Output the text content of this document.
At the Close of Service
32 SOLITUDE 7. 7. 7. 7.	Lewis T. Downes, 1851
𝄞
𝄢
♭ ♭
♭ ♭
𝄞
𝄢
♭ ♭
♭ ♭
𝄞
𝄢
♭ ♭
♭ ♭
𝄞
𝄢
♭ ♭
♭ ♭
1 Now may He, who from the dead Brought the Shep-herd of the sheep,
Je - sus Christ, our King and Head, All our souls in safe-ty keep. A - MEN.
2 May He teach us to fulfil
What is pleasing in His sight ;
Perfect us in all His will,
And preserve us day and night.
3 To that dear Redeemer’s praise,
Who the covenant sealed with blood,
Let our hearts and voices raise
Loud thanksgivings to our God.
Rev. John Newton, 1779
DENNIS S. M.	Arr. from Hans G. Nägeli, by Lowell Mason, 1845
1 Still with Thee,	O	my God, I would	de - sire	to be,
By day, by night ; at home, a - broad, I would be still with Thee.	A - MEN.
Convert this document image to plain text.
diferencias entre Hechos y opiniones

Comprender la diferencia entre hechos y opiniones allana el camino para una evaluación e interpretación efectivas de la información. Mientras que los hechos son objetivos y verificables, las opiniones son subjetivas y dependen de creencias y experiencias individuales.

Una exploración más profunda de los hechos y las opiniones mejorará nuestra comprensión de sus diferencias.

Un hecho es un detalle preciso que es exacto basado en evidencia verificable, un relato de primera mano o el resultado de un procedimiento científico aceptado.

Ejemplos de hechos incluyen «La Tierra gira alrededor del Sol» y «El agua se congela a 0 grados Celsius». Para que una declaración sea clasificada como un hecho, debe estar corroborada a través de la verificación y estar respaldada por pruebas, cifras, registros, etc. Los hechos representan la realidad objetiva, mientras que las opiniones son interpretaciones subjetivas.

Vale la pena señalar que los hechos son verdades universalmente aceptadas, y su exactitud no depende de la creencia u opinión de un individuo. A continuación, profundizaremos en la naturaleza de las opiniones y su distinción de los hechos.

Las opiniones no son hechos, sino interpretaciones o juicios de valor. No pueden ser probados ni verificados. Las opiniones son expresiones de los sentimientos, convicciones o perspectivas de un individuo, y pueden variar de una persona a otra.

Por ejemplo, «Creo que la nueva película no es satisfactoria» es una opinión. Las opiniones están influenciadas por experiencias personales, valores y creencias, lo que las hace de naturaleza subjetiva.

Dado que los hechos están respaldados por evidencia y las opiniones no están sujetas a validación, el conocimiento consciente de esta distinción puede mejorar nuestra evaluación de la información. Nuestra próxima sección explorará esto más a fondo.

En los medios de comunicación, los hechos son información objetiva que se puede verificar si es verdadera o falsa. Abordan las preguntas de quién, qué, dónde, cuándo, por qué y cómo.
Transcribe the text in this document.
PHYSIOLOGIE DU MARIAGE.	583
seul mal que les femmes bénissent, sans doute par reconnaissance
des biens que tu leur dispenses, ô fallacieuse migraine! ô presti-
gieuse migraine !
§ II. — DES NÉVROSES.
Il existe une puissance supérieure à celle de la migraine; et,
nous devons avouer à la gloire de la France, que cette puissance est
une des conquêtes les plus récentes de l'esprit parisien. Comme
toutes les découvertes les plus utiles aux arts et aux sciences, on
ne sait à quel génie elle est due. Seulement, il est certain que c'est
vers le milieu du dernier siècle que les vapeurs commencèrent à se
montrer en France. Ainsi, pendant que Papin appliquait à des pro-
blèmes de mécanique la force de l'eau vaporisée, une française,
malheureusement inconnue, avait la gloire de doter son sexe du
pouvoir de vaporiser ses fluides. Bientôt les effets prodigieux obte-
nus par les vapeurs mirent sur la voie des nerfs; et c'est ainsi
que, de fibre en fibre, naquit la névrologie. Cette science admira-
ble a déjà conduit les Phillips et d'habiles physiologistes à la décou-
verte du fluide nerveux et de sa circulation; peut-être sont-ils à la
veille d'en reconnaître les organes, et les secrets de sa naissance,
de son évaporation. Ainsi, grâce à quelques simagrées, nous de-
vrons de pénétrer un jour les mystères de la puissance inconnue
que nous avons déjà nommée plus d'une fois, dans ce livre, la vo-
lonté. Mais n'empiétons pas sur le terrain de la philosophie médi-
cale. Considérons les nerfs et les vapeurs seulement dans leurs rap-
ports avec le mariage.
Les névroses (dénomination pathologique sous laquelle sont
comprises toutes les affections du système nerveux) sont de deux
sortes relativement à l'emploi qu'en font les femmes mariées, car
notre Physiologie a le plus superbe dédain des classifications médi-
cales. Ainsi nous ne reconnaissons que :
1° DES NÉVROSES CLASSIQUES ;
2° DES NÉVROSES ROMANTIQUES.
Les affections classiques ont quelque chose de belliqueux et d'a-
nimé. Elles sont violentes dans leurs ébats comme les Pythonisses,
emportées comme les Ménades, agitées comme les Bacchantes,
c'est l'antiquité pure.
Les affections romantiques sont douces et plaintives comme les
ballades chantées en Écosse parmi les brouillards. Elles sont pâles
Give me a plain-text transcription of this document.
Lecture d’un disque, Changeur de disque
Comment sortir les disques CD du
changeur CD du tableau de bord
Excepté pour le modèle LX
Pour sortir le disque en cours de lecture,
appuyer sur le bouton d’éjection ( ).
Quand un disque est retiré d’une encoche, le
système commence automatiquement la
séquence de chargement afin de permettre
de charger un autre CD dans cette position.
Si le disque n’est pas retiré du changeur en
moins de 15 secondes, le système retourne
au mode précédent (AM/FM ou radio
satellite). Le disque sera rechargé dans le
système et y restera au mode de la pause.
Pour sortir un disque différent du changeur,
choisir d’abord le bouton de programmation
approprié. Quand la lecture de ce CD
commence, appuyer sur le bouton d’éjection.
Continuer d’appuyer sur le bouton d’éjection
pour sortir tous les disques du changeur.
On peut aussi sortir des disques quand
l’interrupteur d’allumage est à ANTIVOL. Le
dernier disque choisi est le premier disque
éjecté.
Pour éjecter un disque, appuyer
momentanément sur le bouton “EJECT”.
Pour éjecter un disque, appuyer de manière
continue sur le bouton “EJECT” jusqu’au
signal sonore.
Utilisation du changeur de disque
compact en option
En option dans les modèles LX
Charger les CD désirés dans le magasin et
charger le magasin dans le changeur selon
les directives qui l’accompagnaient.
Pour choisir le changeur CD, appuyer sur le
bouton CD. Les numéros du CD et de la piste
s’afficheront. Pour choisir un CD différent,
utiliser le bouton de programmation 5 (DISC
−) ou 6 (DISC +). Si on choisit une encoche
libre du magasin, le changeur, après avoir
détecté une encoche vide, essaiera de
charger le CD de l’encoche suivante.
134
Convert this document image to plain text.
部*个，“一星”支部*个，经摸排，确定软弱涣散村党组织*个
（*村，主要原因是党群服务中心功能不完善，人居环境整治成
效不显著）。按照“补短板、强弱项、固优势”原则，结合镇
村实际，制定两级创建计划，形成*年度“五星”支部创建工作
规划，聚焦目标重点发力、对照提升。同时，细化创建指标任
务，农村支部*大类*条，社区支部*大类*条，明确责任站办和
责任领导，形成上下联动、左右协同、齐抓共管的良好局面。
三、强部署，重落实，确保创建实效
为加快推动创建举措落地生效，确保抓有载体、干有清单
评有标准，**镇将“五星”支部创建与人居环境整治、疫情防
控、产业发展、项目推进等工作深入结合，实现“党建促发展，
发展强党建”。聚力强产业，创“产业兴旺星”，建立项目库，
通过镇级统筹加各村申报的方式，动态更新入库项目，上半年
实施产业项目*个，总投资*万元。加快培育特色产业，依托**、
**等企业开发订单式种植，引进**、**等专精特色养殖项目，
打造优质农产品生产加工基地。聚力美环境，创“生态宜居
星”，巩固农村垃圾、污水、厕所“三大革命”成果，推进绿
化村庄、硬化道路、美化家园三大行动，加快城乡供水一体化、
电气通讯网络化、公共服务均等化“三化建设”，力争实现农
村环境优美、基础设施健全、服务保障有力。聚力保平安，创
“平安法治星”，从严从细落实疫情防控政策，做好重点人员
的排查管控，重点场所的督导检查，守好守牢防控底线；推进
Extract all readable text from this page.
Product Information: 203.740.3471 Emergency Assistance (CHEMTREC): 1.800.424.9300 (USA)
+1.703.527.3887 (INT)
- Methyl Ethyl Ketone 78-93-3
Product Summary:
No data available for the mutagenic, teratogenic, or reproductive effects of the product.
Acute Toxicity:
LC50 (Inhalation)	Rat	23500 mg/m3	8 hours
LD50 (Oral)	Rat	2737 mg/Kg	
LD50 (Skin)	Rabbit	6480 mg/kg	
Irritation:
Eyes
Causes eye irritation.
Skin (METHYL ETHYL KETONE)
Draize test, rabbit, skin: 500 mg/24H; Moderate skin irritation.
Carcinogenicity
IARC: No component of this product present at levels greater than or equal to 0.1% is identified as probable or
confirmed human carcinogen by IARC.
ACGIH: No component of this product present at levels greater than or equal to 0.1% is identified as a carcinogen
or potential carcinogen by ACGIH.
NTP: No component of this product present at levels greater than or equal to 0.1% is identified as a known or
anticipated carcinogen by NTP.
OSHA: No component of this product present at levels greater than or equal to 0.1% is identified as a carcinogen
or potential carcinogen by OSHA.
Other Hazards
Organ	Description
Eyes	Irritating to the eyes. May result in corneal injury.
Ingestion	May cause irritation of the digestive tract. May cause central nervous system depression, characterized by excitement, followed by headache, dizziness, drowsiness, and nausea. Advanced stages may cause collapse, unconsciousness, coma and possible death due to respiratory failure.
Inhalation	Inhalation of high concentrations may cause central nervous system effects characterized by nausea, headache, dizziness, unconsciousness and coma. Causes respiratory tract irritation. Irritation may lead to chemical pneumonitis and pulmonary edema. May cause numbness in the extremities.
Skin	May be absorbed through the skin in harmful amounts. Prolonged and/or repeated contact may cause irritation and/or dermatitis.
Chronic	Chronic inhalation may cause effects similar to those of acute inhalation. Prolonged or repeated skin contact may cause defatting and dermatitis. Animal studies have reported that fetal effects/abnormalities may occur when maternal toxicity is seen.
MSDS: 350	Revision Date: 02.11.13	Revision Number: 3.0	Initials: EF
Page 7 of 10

> **Work instructions**:
Look through the data and gather every line with the string "levels" in it.

> **Full output**:
IARC: No component of this product present at levels greater than or equal to 0.1% is identified as probable or
ACGIH: No component of this product present at levels greater than or equal to 0.1% is identified as a carcinogen
NTP: No component of this product present at levels greater than or equal to 0.1% is identified as a known or
OSHA: No component of this product present at levels greater than or equal to 0.1% is identified as a carcinogen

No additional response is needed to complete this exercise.